Stored data entries:
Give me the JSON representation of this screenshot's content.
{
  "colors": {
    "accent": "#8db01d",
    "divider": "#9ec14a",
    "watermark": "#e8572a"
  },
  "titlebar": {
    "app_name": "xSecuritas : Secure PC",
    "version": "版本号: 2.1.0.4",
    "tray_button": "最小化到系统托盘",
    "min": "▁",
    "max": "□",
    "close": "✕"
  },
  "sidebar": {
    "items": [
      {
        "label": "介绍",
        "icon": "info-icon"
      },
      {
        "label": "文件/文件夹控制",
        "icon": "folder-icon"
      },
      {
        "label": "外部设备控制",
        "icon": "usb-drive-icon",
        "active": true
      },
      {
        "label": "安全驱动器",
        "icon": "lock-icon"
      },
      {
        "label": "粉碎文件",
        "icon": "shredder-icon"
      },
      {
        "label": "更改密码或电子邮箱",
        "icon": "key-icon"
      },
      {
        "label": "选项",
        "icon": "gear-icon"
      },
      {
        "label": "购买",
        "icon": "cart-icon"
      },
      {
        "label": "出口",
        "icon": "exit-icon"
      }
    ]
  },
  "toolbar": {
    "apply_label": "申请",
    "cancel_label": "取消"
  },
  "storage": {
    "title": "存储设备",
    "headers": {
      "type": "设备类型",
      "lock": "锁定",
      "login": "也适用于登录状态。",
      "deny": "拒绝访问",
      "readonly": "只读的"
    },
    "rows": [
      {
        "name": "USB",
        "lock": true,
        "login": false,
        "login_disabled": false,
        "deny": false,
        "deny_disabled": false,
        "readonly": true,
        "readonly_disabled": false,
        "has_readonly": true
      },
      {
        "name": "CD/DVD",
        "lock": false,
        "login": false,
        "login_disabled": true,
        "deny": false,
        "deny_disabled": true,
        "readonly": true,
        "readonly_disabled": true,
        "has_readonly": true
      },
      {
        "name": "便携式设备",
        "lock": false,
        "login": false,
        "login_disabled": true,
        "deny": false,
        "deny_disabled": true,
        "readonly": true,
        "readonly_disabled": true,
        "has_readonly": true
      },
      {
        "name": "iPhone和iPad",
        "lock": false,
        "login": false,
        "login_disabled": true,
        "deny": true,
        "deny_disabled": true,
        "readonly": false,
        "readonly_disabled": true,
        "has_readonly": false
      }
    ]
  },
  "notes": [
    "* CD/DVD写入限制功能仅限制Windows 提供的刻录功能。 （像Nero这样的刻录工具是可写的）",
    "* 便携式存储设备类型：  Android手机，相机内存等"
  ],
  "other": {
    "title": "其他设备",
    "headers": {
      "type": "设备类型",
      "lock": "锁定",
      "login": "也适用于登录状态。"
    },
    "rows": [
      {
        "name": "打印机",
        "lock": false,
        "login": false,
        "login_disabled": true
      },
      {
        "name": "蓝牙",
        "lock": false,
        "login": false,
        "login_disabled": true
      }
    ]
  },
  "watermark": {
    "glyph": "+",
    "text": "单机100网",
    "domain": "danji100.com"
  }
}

_WRITTEN INSTRUCTION_.
Repeat each record exactly. Omit nothing.

_TASK RESPONSE_.
Give me the JSON representation of this screenshot's content.
{
  "colors": {
    "accent": "#8db01d",
    "divider": "#9ec14a",
    "watermark": "#e8572a"
  },
  "titlebar": {
    "app_name": "xSecuritas : Secure PC",
    "version": "版本号: 2.1.0.4",
    "tray_button": "最小化到系统托盘",
    "min": "▁",
    "max": "□",
    "close": "✕"
  },
  "sidebar": {
    "items": [
      {
        "label": "介绍",
        "icon": "info-icon"
      },
      {
        "label": "文件/文件夹控制",
        "icon": "folder-icon"
      },
      {
        "label": "外部设备控制",
        "icon": "usb-drive-icon",
        "active": true
      },
      {
        "label": "安全驱动器",
        "icon": "lock-icon"
      },
      {
        "label": "粉碎文件",
        "icon": "shredder-icon"
      },
      {
        "label": "更改密码或电子邮箱",
        "icon": "key-icon"
      },
      {
        "label": "选项",
        "icon": "gear-icon"
      },
      {
        "label": "购买",
        "icon": "cart-icon"
      },
      {
        "label": "出口",
        "icon": "exit-icon"
      }
    ]
  },
  "toolbar": {
    "apply_label": "申请",
    "cancel_label": "取消"
  },
  "storage": {
    "title": "存储设备",
    "headers": {
      "type": "设备类型",
      "lock": "锁定",
      "login": "也适用于登录状态。",
      "deny": "拒绝访问",
      "readonly": "只读的"
    },
    "rows": [
      {
        "name": "USB",
        "lock": true,
        "login": false,
        "login_disabled": false,
        "deny": false,
        "deny_disabled": false,
        "readonly": true,
        "readonly_disabled": false,
        "has_readonly": true
      },
      {
        "name": "CD/DVD",
        "lock": false,
        "login": false,
        "login_disabled": true,
        "deny": false,
        "deny_disabled": true,
        "readonly": true,
        "readonly_disabled": true,
        "has_readonly": true
      },
      {
        "name": "便携式设备",
        "lock": false,
        "login": false,
        "login_disabled": true,
        "deny": false,
        "deny_disabled": true,
        "readonly": true,
        "readonly_disabled": true,
        "has_readonly": true
      },
      {
        "name": "iPhone和iPad",
        "lock": false,
        "login": false,
        "login_disabled": true,
        "deny": true,
        "deny_disabled": true,
        "readonly": false,
        "readonly_disabled": true,
        "has_readonly": false
      }
    ]
  },
  "notes": [
    "* CD/DVD写入限制功能仅限制Windows 提供的刻录功能。 （像Nero这样的刻录工具是可写的）",
    "* 便携式存储设备类型：  Android手机，相机内存等"
  ],
  "other": {
    "title": "其他设备",
    "headers": {
      "type": "设备类型",
      "lock": "锁定",
      "login": "也适用于登录状态。"
    },
    "rows": [
      {
        "name": "打印机",
        "lock": false,
        "login": false,
        "login_disabled": true
      },
      {
        "name": "蓝牙",
        "lock": false,
        "login": false,
        "login_disabled": true
      }
    ]
  },
  "watermark": {
    "glyph": "+",
    "text": "单机100网",
    "domain": "danji100.com"
  }
}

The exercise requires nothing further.